The entries below are to be written out again without alteration.

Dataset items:
______________________________

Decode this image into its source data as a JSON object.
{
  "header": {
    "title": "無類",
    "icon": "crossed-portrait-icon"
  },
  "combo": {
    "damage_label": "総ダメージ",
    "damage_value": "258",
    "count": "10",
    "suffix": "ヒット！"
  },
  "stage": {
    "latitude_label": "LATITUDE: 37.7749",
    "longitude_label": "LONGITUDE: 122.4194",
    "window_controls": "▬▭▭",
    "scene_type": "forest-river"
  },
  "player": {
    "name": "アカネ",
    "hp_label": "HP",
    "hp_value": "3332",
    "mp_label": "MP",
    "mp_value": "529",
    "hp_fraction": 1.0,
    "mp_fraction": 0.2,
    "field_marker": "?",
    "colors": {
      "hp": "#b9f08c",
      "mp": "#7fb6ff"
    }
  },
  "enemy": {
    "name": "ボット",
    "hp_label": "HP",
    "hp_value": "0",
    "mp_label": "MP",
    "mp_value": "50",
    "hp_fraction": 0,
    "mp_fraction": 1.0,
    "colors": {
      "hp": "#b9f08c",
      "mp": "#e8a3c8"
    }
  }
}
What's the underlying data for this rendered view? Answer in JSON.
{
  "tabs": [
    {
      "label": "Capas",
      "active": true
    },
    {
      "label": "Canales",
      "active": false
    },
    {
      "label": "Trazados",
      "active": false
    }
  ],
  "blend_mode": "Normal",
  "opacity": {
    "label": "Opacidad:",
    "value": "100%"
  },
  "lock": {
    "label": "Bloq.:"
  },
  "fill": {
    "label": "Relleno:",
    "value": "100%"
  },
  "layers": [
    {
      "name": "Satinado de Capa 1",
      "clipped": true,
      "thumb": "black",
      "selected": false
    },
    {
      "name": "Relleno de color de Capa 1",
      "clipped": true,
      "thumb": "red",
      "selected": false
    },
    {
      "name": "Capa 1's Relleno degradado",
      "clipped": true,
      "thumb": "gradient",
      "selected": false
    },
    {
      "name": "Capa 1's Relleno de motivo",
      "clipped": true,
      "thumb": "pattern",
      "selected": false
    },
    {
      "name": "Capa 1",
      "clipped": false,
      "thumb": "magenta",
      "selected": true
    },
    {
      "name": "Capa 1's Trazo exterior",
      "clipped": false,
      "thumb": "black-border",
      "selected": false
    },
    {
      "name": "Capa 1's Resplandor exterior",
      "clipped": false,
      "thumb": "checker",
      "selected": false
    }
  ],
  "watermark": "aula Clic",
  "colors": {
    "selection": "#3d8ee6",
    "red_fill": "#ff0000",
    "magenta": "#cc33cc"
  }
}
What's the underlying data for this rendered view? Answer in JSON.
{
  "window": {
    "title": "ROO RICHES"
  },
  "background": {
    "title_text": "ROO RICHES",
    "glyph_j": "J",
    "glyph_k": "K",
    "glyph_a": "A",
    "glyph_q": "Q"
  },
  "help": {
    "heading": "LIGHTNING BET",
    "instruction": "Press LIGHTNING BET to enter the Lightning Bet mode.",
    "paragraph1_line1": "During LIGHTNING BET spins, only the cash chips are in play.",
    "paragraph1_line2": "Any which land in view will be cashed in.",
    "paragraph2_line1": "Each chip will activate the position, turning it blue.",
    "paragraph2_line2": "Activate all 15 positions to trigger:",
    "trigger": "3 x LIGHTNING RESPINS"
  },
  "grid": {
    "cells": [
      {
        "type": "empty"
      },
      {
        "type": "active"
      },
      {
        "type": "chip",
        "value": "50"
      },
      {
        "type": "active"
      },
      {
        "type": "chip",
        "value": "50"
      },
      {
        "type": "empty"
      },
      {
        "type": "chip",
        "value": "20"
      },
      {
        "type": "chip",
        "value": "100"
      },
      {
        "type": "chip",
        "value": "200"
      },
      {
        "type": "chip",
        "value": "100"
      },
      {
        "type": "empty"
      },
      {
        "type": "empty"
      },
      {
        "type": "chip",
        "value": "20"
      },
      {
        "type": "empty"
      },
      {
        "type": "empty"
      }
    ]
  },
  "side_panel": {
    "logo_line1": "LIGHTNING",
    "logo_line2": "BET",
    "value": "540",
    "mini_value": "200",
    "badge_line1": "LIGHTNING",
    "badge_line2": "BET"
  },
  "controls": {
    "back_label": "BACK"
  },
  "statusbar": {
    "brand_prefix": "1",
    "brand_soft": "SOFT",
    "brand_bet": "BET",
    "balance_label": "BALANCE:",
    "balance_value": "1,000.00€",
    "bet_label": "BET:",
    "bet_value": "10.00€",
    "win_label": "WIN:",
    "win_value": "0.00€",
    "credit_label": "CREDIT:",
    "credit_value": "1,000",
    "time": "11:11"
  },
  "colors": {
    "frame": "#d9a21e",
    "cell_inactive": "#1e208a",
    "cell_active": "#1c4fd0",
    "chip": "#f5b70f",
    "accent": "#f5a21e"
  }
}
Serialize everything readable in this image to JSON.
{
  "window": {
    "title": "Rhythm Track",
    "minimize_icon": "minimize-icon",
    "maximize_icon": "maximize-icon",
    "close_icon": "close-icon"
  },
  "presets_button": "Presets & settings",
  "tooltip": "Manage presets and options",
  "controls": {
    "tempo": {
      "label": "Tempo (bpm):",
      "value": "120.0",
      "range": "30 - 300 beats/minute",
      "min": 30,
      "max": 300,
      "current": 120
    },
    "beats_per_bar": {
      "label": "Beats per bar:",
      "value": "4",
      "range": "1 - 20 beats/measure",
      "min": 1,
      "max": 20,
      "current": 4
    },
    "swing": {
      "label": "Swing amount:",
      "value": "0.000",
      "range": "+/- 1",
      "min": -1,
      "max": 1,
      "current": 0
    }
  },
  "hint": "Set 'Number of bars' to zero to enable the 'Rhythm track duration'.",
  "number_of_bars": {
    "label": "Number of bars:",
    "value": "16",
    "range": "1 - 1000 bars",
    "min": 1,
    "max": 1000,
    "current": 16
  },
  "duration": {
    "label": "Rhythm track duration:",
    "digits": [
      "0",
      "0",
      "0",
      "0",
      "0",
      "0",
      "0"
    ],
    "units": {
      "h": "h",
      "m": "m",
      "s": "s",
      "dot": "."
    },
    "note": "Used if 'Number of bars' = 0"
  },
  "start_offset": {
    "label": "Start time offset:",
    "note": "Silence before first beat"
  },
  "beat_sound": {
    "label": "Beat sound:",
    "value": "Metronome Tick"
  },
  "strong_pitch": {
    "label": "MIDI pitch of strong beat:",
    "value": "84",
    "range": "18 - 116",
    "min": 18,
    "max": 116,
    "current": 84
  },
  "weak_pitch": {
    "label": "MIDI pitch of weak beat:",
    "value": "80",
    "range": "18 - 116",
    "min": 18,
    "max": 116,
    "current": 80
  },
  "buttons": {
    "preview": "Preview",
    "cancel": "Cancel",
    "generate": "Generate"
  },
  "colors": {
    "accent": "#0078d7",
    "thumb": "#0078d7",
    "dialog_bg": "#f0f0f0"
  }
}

______________________________

*Reply to the task*
Decode this image into its source data as a JSON object.
{
  "header": {
    "title": "無類",
    "icon": "crossed-portrait-icon"
  },
  "combo": {
    "damage_label": "総ダメージ",
    "damage_value": "258",
    "count": "10",
    "suffix": "ヒット！"
  },
  "stage": {
    "latitude_label": "LATITUDE: 37.7749",
    "longitude_label": "LONGITUDE: 122.4194",
    "window_controls": "▬▭▭",
    "scene_type": "forest-river"
  },
  "player": {
    "name": "アカネ",
    "hp_label": "HP",
    "hp_value": "3332",
    "mp_label": "MP",
    "mp_value": "529",
    "hp_fraction": 1.0,
    "mp_fraction": 0.2,
    "field_marker": "?",
    "colors": {
      "hp": "#b9f08c",
      "mp": "#7fb6ff"
    }
  },
  "enemy": {
    "name": "ボット",
    "hp_label": "HP",
    "hp_value": "0",
    "mp_label": "MP",
    "mp_value": "50",
    "hp_fraction": 0,
    "mp_fraction": 1.0,
    "colors": {
      "hp": "#b9f08c",
      "mp": "#e8a3c8"
    }
  }
}
What's the underlying data for this rendered view? Answer in JSON.
{
  "tabs": [
    {
      "label": "Capas",
      "active": true
    },
    {
      "label": "Canales",
      "active": false
    },
    {
      "label": "Trazados",
      "active": false
    }
  ],
  "blend_mode": "Normal",
  "opacity": {
    "label": "Opacidad:",
    "value": "100%"
  },
  "lock": {
    "label": "Bloq.:"
  },
  "fill": {
    "label": "Relleno:",
    "value": "100%"
  },
  "layers": [
    {
      "name": "Satinado de Capa 1",
      "clipped": true,
      "thumb": "black",
      "selected": false
    },
    {
      "name": "Relleno de color de Capa 1",
      "clipped": true,
      "thumb": "red",
      "selected": false
    },
    {
      "name": "Capa 1's Relleno degradado",
      "clipped": true,
      "thumb": "gradient",
      "selected": false
    },
    {
      "name": "Capa 1's Relleno de motivo",
      "clipped": true,
      "thumb": "pattern",
      "selected": false
    },
    {
      "name": "Capa 1",
      "clipped": false,
      "thumb": "magenta",
      "selected": true
    },
    {
      "name": "Capa 1's Trazo exterior",
      "clipped": false,
      "thumb": "black-border",
      "selected": false
    },
    {
      "name": "Capa 1's Resplandor exterior",
      "clipped": false,
      "thumb": "checker",
      "selected": false
    }
  ],
  "watermark": "aula Clic",
  "colors": {
    "selection": "#3d8ee6",
    "red_fill": "#ff0000",
    "magenta": "#cc33cc"
  }
}
What's the underlying data for this rendered view? Answer in JSON.
{
  "window": {
    "title": "ROO RICHES"
  },
  "background": {
    "title_text": "ROO RICHES",
    "glyph_j": "J",
    "glyph_k": "K",
    "glyph_a": "A",
    "glyph_q": "Q"
  },
  "help": {
    "heading": "LIGHTNING BET",
    "instruction": "Press LIGHTNING BET to enter the Lightning Bet mode.",
    "paragraph1_line1": "During LIGHTNING BET spins, only the cash chips are in play.",
    "paragraph1_line2": "Any which land in view will be cashed in.",
    "paragraph2_line1": "Each chip will activate the position, turning it blue.",
    "paragraph2_line2": "Activate all 15 positions to trigger:",
    "trigger": "3 x LIGHTNING RESPINS"
  },
  "grid": {
    "cells": [
      {
        "type": "empty"
      },
      {
        "type": "active"
      },
      {
        "type": "chip",
        "value": "50"
      },
      {
        "type": "active"
      },
      {
        "type": "chip",
        "value": "50"
      },
      {
        "type": "empty"
      },
      {
        "type": "chip",
        "value": "20"
      },
      {
        "type": "chip",
        "value": "100"
      },
      {
        "type": "chip",
        "value": "200"
      },
      {
        "type": "chip",
        "value": "100"
      },
      {
        "type": "empty"
      },
      {
        "type": "empty"
      },
      {
        "type": "chip",
        "value": "20"
      },
      {
        "type": "empty"
      },
      {
        "type": "empty"
      }
    ]
  },
  "side_panel": {
    "logo_line1": "LIGHTNING",
    "logo_line2": "BET",
    "value": "540",
    "mini_value": "200",
    "badge_line1": "LIGHTNING",
    "badge_line2": "BET"
  },
  "controls": {
    "back_label": "BACK"
  },
  "statusbar": {
    "brand_prefix": "1",
    "brand_soft": "SOFT",
    "brand_bet": "BET",
    "balance_label": "BALANCE:",
    "balance_value": "1,000.00€",
    "bet_label": "BET:",
    "bet_value": "10.00€",
    "win_label": "WIN:",
    "win_value": "0.00€",
    "credit_label": "CREDIT:",
    "credit_value": "1,000",
    "time": "11:11"
  },
  "colors": {
    "frame": "#d9a21e",
    "cell_inactive": "#1e208a",
    "cell_active": "#1c4fd0",
    "chip": "#f5b70f",
    "accent": "#f5a21e"
  }
}
Serialize everything readable in this image to JSON.
{
  "window": {
    "title": "Rhythm Track",
    "minimize_icon": "minimize-icon",
    "maximize_icon": "maximize-icon",
    "close_icon": "close-icon"
  },
  "presets_button": "Presets & settings",
  "tooltip": "Manage presets and options",
  "controls": {
    "tempo": {
      "label": "Tempo (bpm):",
      "value": "120.0",
      "range": "30 - 300 beats/minute",
      "min": 30,
      "max": 300,
      "current": 120
    },
    "beats_per_bar": {
      "label": "Beats per bar:",
      "value": "4",
      "range": "1 - 20 beats/measure",
      "min": 1,
      "max": 20,
      "current": 4
    },
    "swing": {
      "label": "Swing amount:",
      "value": "0.000",
      "range": "+/- 1",
      "min": -1,
      "max": 1,
      "current": 0
    }
  },
  "hint": "Set 'Number of bars' to zero to enable the 'Rhythm track duration'.",
  "number_of_bars": {
    "label": "Number of bars:",
    "value": "16",
    "range": "1 - 1000 bars",
    "min": 1,
    "max": 1000,
    "current": 16
  },
  "duration": {
    "label": "Rhythm track duration:",
    "digits": [
      "0",
      "0",
      "0",
      "0",
      "0",
      "0",
      "0"
    ],
    "units": {
      "h": "h",
      "m": "m",
      "s": "s",
      "dot": "."
    },
    "note": "Used if 'Number of bars' = 0"
  },
  "start_offset": {
    "label": "Start time offset:",
    "note": "Silence before first beat"
  },
  "beat_sound": {
    "label": "Beat sound:",
    "value": "Metronome Tick"
  },
  "strong_pitch": {
    "label": "MIDI pitch of strong beat:",
    "value": "84",
    "range": "18 - 116",
    "min": 18,
    "max": 116,
    "current": 84
  },
  "weak_pitch": {
    "label": "MIDI pitch of weak beat:",
    "value": "80",
    "range": "18 - 116",
    "min": 18,
    "max": 116,
    "current": 80
  },
  "buttons": {
    "preview": "Preview",
    "cancel": "Cancel",
    "generate": "Generate"
  },
  "colors": {
    "accent": "#0078d7",
    "thumb": "#0078d7",
    "dialog_bg": "#f0f0f0"
  }
}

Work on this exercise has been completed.